(Some records)

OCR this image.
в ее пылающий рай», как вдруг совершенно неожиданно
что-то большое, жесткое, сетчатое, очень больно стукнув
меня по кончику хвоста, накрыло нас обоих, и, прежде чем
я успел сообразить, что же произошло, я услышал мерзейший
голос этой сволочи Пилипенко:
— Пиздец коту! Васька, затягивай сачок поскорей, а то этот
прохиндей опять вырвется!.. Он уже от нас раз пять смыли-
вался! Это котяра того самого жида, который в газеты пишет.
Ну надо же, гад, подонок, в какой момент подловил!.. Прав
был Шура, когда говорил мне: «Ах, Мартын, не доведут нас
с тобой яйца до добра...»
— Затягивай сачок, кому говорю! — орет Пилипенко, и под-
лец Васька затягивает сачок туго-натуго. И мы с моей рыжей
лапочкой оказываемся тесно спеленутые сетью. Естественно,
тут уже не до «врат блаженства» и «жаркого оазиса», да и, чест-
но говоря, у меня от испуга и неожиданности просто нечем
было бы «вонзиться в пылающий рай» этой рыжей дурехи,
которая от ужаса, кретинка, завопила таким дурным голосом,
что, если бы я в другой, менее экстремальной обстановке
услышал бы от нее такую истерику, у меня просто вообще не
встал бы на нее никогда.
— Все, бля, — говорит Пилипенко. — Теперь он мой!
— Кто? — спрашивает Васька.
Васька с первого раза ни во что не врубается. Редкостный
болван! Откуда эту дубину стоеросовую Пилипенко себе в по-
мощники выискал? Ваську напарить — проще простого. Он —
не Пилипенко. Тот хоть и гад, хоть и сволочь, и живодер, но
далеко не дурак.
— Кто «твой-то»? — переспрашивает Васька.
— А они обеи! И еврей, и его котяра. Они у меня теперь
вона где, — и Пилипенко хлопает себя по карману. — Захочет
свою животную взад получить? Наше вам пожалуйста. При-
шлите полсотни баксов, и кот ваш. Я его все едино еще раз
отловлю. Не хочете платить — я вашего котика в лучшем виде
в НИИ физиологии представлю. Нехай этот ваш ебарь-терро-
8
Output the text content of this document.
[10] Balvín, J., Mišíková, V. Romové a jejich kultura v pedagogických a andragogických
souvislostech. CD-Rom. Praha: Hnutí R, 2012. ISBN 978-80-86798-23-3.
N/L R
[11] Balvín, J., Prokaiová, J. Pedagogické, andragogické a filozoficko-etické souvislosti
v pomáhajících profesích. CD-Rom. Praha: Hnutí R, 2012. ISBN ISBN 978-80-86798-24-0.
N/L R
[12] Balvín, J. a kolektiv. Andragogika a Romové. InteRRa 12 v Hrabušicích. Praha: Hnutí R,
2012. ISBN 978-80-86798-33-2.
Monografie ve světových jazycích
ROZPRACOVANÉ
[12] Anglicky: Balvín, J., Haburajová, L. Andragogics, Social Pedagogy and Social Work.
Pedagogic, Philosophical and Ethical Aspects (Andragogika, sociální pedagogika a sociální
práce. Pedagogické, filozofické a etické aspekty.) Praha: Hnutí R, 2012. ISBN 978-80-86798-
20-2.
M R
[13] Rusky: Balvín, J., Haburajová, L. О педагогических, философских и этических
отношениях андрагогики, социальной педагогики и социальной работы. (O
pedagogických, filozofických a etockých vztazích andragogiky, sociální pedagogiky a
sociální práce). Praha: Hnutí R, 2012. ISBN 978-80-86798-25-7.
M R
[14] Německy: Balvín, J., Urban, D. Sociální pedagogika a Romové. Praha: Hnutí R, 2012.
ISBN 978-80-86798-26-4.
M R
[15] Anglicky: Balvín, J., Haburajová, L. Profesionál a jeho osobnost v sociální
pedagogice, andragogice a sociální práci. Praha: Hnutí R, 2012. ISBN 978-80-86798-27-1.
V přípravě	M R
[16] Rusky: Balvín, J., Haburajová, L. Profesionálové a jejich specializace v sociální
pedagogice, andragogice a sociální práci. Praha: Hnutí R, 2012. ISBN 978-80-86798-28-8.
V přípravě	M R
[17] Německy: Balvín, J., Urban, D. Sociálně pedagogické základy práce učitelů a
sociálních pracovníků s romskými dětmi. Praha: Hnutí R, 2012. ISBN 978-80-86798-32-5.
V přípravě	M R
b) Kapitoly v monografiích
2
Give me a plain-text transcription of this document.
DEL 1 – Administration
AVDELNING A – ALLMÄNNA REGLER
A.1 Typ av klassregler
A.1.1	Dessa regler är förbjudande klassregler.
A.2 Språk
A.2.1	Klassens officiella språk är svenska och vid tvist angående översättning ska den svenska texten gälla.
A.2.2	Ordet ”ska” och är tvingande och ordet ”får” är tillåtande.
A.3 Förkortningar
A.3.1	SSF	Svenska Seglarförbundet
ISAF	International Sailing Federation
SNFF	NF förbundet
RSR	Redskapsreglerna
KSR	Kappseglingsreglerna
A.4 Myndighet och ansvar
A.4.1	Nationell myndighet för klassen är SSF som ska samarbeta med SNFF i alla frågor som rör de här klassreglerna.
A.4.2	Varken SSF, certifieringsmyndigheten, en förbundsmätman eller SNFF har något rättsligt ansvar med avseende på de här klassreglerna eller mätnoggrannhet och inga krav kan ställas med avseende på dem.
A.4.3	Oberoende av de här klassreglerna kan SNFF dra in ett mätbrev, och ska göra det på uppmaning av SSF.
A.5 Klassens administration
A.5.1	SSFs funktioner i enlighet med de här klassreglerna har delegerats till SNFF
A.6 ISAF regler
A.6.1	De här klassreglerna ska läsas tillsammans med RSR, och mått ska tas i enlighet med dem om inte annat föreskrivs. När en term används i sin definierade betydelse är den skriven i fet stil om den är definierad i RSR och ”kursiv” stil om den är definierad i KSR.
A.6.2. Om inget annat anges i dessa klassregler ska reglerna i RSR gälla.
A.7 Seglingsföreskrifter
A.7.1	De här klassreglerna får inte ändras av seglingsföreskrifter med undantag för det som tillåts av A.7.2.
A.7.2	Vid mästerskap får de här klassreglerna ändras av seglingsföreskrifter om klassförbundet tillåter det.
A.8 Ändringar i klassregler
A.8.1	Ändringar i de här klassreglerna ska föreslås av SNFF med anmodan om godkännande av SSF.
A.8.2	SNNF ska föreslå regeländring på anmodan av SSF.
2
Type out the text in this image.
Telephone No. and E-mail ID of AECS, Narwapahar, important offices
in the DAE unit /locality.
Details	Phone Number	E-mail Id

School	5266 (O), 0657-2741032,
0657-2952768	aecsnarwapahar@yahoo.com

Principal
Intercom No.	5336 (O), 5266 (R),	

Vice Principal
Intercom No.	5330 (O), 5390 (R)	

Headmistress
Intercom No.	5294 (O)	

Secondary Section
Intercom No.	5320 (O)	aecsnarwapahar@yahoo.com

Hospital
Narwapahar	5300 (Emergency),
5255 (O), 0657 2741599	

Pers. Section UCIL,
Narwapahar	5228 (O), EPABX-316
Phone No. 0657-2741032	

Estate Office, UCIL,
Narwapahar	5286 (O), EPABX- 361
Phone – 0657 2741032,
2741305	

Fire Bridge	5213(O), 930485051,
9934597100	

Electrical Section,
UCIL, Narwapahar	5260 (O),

Exercise goal:
Type out the whole listing above again, exactly as it stands.

Exercise output:
OCR this image.
в ее пылающий рай», как вдруг совершенно неожиданно
что-то большое, жесткое, сетчатое, очень больно стукнув
меня по кончику хвоста, накрыло нас обоих, и, прежде чем
я успел сообразить, что же произошло, я услышал мерзейший
голос этой сволочи Пилипенко:
— Пиздец коту! Васька, затягивай сачок поскорей, а то этот
прохиндей опять вырвется!.. Он уже от нас раз пять смыли-
вался! Это котяра того самого жида, который в газеты пишет.
Ну надо же, гад, подонок, в какой момент подловил!.. Прав
был Шура, когда говорил мне: «Ах, Мартын, не доведут нас
с тобой яйца до добра...»
— Затягивай сачок, кому говорю! — орет Пилипенко, и под-
лец Васька затягивает сачок туго-натуго. И мы с моей рыжей
лапочкой оказываемся тесно спеленутые сетью. Естественно,
тут уже не до «врат блаженства» и «жаркого оазиса», да и, чест-
но говоря, у меня от испуга и неожиданности просто нечем
было бы «вонзиться в пылающий рай» этой рыжей дурехи,
которая от ужаса, кретинка, завопила таким дурным голосом,
что, если бы я в другой, менее экстремальной обстановке
услышал бы от нее такую истерику, у меня просто вообще не
встал бы на нее никогда.
— Все, бля, — говорит Пилипенко. — Теперь он мой!
— Кто? — спрашивает Васька.
Васька с первого раза ни во что не врубается. Редкостный
болван! Откуда эту дубину стоеросовую Пилипенко себе в по-
мощники выискал? Ваську напарить — проще простого. Он —
не Пилипенко. Тот хоть и гад, хоть и сволочь, и живодер, но
далеко не дурак.
— Кто «твой-то»? — переспрашивает Васька.
— А они обеи! И еврей, и его котяра. Они у меня теперь
вона где, — и Пилипенко хлопает себя по карману. — Захочет
свою животную взад получить? Наше вам пожалуйста. При-
шлите полсотни баксов, и кот ваш. Я его все едино еще раз
отловлю. Не хочете платить — я вашего котика в лучшем виде
в НИИ физиологии представлю. Нехай этот ваш ебарь-терро-
8
Output the text content of this document.
[10] Balvín, J., Mišíková, V. Romové a jejich kultura v pedagogických a andragogických
souvislostech. CD-Rom. Praha: Hnutí R, 2012. ISBN 978-80-86798-23-3.
N/L R
[11] Balvín, J., Prokaiová, J. Pedagogické, andragogické a filozoficko-etické souvislosti
v pomáhajících profesích. CD-Rom. Praha: Hnutí R, 2012. ISBN ISBN 978-80-86798-24-0.
N/L R
[12] Balvín, J. a kolektiv. Andragogika a Romové. InteRRa 12 v Hrabušicích. Praha: Hnutí R,
2012. ISBN 978-80-86798-33-2.
Monografie ve světových jazycích
ROZPRACOVANÉ
[12] Anglicky: Balvín, J., Haburajová, L. Andragogics, Social Pedagogy and Social Work.
Pedagogic, Philosophical and Ethical Aspects (Andragogika, sociální pedagogika a sociální
práce. Pedagogické, filozofické a etické aspekty.) Praha: Hnutí R, 2012. ISBN 978-80-86798-
20-2.
M R
[13] Rusky: Balvín, J., Haburajová, L. О педагогических, философских и этических
отношениях андрагогики, социальной педагогики и социальной работы. (O
pedagogických, filozofických a etockých vztazích andragogiky, sociální pedagogiky a
sociální práce). Praha: Hnutí R, 2012. ISBN 978-80-86798-25-7.
M R
[14] Německy: Balvín, J., Urban, D. Sociální pedagogika a Romové. Praha: Hnutí R, 2012.
ISBN 978-80-86798-26-4.
M R
[15] Anglicky: Balvín, J., Haburajová, L. Profesionál a jeho osobnost v sociální
pedagogice, andragogice a sociální práci. Praha: Hnutí R, 2012. ISBN 978-80-86798-27-1.
V přípravě	M R
[16] Rusky: Balvín, J., Haburajová, L. Profesionálové a jejich specializace v sociální
pedagogice, andragogice a sociální práci. Praha: Hnutí R, 2012. ISBN 978-80-86798-28-8.
V přípravě	M R
[17] Německy: Balvín, J., Urban, D. Sociálně pedagogické základy práce učitelů a
sociálních pracovníků s romskými dětmi. Praha: Hnutí R, 2012. ISBN 978-80-86798-32-5.
V přípravě	M R
b) Kapitoly v monografiích
2
Give me a plain-text transcription of this document.
DEL 1 – Administration
AVDELNING A – ALLMÄNNA REGLER
A.1 Typ av klassregler
A.1.1	Dessa regler är förbjudande klassregler.
A.2 Språk
A.2.1	Klassens officiella språk är svenska och vid tvist angående översättning ska den svenska texten gälla.
A.2.2	Ordet ”ska” och är tvingande och ordet ”får” är tillåtande.
A.3 Förkortningar
A.3.1	SSF	Svenska Seglarförbundet
ISAF	International Sailing Federation
SNFF	NF förbundet
RSR	Redskapsreglerna
KSR	Kappseglingsreglerna
A.4 Myndighet och ansvar
A.4.1	Nationell myndighet för klassen är SSF som ska samarbeta med SNFF i alla frågor som rör de här klassreglerna.
A.4.2	Varken SSF, certifieringsmyndigheten, en förbundsmätman eller SNFF har något rättsligt ansvar med avseende på de här klassreglerna eller mätnoggrannhet och inga krav kan ställas med avseende på dem.
A.4.3	Oberoende av de här klassreglerna kan SNFF dra in ett mätbrev, och ska göra det på uppmaning av SSF.
A.5 Klassens administration
A.5.1	SSFs funktioner i enlighet med de här klassreglerna har delegerats till SNFF
A.6 ISAF regler
A.6.1	De här klassreglerna ska läsas tillsammans med RSR, och mått ska tas i enlighet med dem om inte annat föreskrivs. När en term används i sin definierade betydelse är den skriven i fet stil om den är definierad i RSR och ”kursiv” stil om den är definierad i KSR.
A.6.2. Om inget annat anges i dessa klassregler ska reglerna i RSR gälla.
A.7 Seglingsföreskrifter
A.7.1	De här klassreglerna får inte ändras av seglingsföreskrifter med undantag för det som tillåts av A.7.2.
A.7.2	Vid mästerskap får de här klassreglerna ändras av seglingsföreskrifter om klassförbundet tillåter det.
A.8 Ändringar i klassregler
A.8.1	Ändringar i de här klassreglerna ska föreslås av SNFF med anmodan om godkännande av SSF.
A.8.2	SNNF ska föreslå regeländring på anmodan av SSF.
2
Type out the text in this image.
Telephone No. and E-mail ID of AECS, Narwapahar, important offices
in the DAE unit /locality.
Details	Phone Number	E-mail Id

School	5266 (O), 0657-2741032,
0657-2952768	aecsnarwapahar@yahoo.com

Principal
Intercom No.	5336 (O), 5266 (R),	

Vice Principal
Intercom No.	5330 (O), 5390 (R)	

Headmistress
Intercom No.	5294 (O)	

Secondary Section
Intercom No.	5320 (O)	aecsnarwapahar@yahoo.com

Hospital
Narwapahar	5300 (Emergency),
5255 (O), 0657 2741599	

Pers. Section UCIL,
Narwapahar	5228 (O), EPABX-316
Phone No. 0657-2741032	

Estate Office, UCIL,
Narwapahar	5286 (O), EPABX- 361
Phone – 0657 2741032,
2741305	

Fire Bridge	5213(O), 930485051,
9934597100	

Electrical Section,
UCIL, Narwapahar	5260 (O),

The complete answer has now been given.